Work instructions — In the entries below, find every line with "title" and copy it.

Provided data —
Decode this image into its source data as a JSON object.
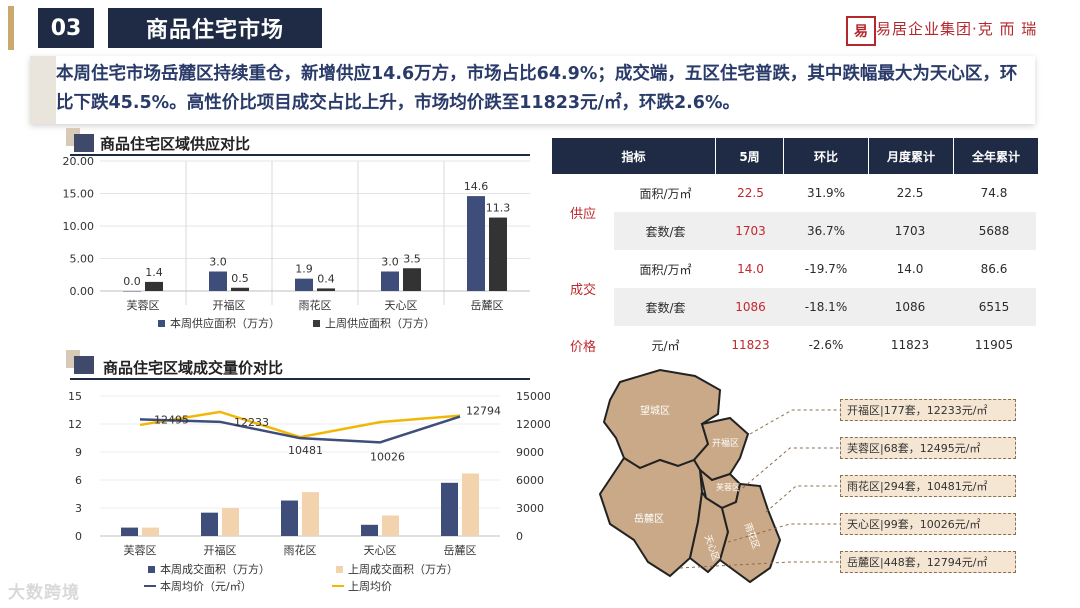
{
  "header": {
    "section_number": "03",
    "title": "商品住宅市场",
    "logo_mark": "易",
    "logo_text": "易居企业集团·克 而 瑞"
  },
  "summary": "本周住宅市场岳麓区持续重仓，新增供应14.6万方，市场占比64.9%；成交端，五区住宅普跌，其中跌幅最大为天心区，环比下跌45.5%。高性价比项目成交占比上升，市场均价跌至11823元/㎡，环跌2.6%。",
  "supply_panel": {
    "title": "商品住宅区域供应对比",
    "legend_this": "本周供应面积（万方）",
    "legend_last": "上周供应面积（万方）"
  },
  "deal_panel": {
    "title": "商品住宅区域成交量价对比",
    "legend": [
      "本周成交面积（万方）",
      "上周成交面积（万方）",
      "本周均价（元/㎡）",
      "上周均价"
    ]
  },
  "table": {
    "headers": [
      "指标",
      "5周",
      "环比",
      "月度累计",
      "全年累计"
    ],
    "groups": {
      "supply": "供应",
      "deal": "成交",
      "price": "价格"
    },
    "rows": [
      {
        "metric": "面积/万㎡",
        "week": "22.5",
        "mom": "31.9%",
        "month": "22.5",
        "year": "74.8"
      },
      {
        "metric": "套数/套",
        "week": "1703",
        "mom": "36.7%",
        "month": "1703",
        "year": "5688"
      },
      {
        "metric": "面积/万㎡",
        "week": "14.0",
        "mom": "-19.7%",
        "month": "14.0",
        "year": "86.6"
      },
      {
        "metric": "套数/套",
        "week": "1086",
        "mom": "-18.1%",
        "month": "1086",
        "year": "6515"
      },
      {
        "metric": "元/㎡",
        "week": "11823",
        "mom": "-2.6%",
        "month": "11823",
        "year": "11905"
      }
    ]
  },
  "map": {
    "districts": [
      "望城区",
      "开福区",
      "岳麓区",
      "天心区",
      "雨花区",
      "芙蓉区"
    ],
    "labels": [
      "开福区|177套，12233元/㎡",
      "芙蓉区|68套，12495元/㎡",
      "雨花区|294套，10481元/㎡",
      "天心区|99套，10026元/㎡",
      "岳麓区|448套，12794元/㎡"
    ]
  },
  "watermark": "大数跨境",
  "colors": {
    "navy": "#1f2a44",
    "accent_red": "#c0282d",
    "sand": "#c9a987",
    "gold_line": "#f2b705",
    "bar_this": "#3f4d7a",
    "bar_last": "#3a3a3a"
  },
  "chart_data": [
    {
      "type": "bar",
      "title": "商品住宅区域供应对比",
      "categories": [
        "芙蓉区",
        "开福区",
        "雨花区",
        "天心区",
        "岳麓区"
      ],
      "series": [
        {
          "name": "本周供应面积（万方）",
          "values": [
            0.0,
            3.0,
            1.9,
            3.0,
            14.6
          ]
        },
        {
          "name": "上周供应面积（万方）",
          "values": [
            1.4,
            0.5,
            0.4,
            3.5,
            11.3
          ]
        }
      ],
      "y_ticks": [
        "0.00",
        "5.00",
        "10.00",
        "15.00",
        "20.00"
      ],
      "ylim": [
        0,
        20
      ]
    },
    {
      "type": "bar",
      "title": "商品住宅区域成交量价对比",
      "categories": [
        "芙蓉区",
        "开福区",
        "雨花区",
        "天心区",
        "岳麓区"
      ],
      "bar_series": [
        {
          "name": "本周成交面积（万方）",
          "values": [
            0.9,
            2.5,
            3.8,
            1.2,
            5.7
          ]
        },
        {
          "name": "上周成交面积（万方）",
          "values": [
            0.9,
            3.0,
            4.7,
            2.2,
            6.7
          ]
        }
      ],
      "line_series": [
        {
          "name": "本周均价（元/㎡）",
          "values": [
            12495,
            12233,
            10481,
            10026,
            12794
          ]
        },
        {
          "name": "上周均价",
          "values": [
            11900,
            13300,
            10600,
            12200,
            12900
          ]
        }
      ],
      "line_labels": [
        "12495",
        "12233",
        "10481",
        "10026",
        "12794"
      ],
      "y_left_ticks": [
        "0",
        "3",
        "6",
        "9",
        "12",
        "15"
      ],
      "y_right_ticks": [
        "0",
        "3000",
        "6000",
        "9000",
        "12000",
        "15000"
      ],
      "ylim_left": [
        0,
        15
      ],
      "ylim_right": [
        0,
        15000
      ]
    }
  ]
}
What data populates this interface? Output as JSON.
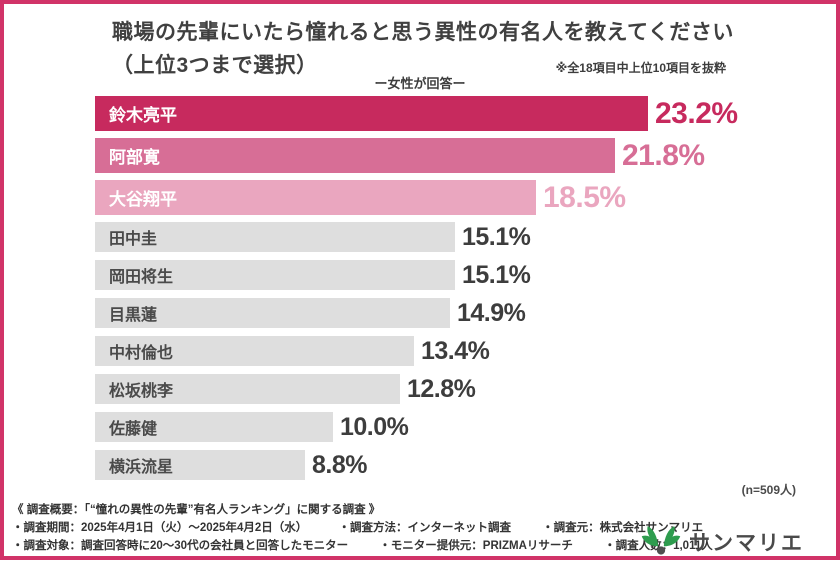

Result below —
    "title": "商品住宅市场",
    "title": "商品住宅区域供应对比",
    "title": "商品住宅区域成交量价对比",
      "title": "商品住宅区域供应对比",
      "title": "商品住宅区域成交量价对比",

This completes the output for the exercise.